**Job:**
Below are the records; collect from them each line containing the string "Server".

**Task input:**
#####

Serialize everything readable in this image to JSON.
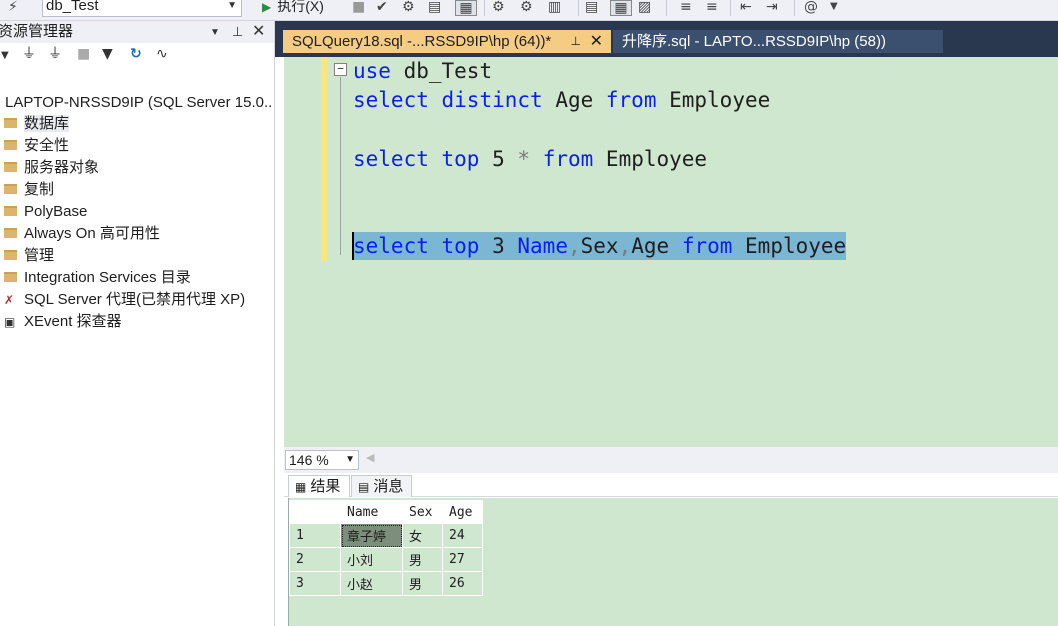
{
  "toolbar": {
    "database": "db_Test",
    "execute_label": "执行(X)"
  },
  "explorer": {
    "title": "资源管理器",
    "server": "LAPTOP-NRSSD9IP (SQL Server 15.0..",
    "items": [
      {
        "label": "数据库",
        "icon": "folder-icon"
      },
      {
        "label": "安全性",
        "icon": "folder-icon"
      },
      {
        "label": "服务器对象",
        "icon": "folder-icon"
      },
      {
        "label": "复制",
        "icon": "folder-icon"
      },
      {
        "label": "PolyBase",
        "icon": "folder-icon"
      },
      {
        "label": "Always On 高可用性",
        "icon": "folder-icon"
      },
      {
        "label": "管理",
        "icon": "folder-icon"
      },
      {
        "label": "Integration Services 目录",
        "icon": "folder-icon"
      },
      {
        "label": "SQL Server 代理(已禁用代理 XP)",
        "icon": "agent-disabled-icon"
      },
      {
        "label": "XEvent 探查器",
        "icon": "xevent-icon"
      }
    ]
  },
  "tabs": [
    {
      "label": "SQLQuery18.sql -...RSSD9IP\\hp (64))*",
      "active": true
    },
    {
      "label": "升降序.sql - LAPTO...RSSD9IP\\hp (58))",
      "active": false
    }
  ],
  "editor": {
    "lines": [
      {
        "kw1": "use",
        "rest": " db_Test"
      },
      {
        "kw1": "select",
        "kw2": "distinct",
        "t1": " Age ",
        "kw3": "from",
        "t2": " Employee"
      },
      {
        "kw1": "select",
        "kw2": "top",
        "t1": " 5 ",
        "op": "*",
        "kw3": "from",
        "t2": " Employee"
      },
      {
        "kw1": "select",
        "kw2": "top",
        "t1": " 3 ",
        "name": "Name",
        "sex": "Sex",
        "age": "Age",
        "kw3": "from",
        "t2": " Employee"
      }
    ],
    "zoom": "146 %"
  },
  "results": {
    "tab_results": "结果",
    "tab_messages": "消息",
    "columns": [
      "Name",
      "Sex",
      "Age"
    ],
    "rows": [
      {
        "n": "1",
        "name": "章子婷",
        "sex": "女",
        "age": "24"
      },
      {
        "n": "2",
        "name": "小刘",
        "sex": "男",
        "age": "27"
      },
      {
        "n": "3",
        "name": "小赵",
        "sex": "男",
        "age": "26"
      }
    ]
  }
}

#####

**Result of the exercise:**
    "server": "LAPTOP-NRSSD9IP (SQL Server 15.0..",
        "label": "SQL Server 代理(已禁用代理 XP)",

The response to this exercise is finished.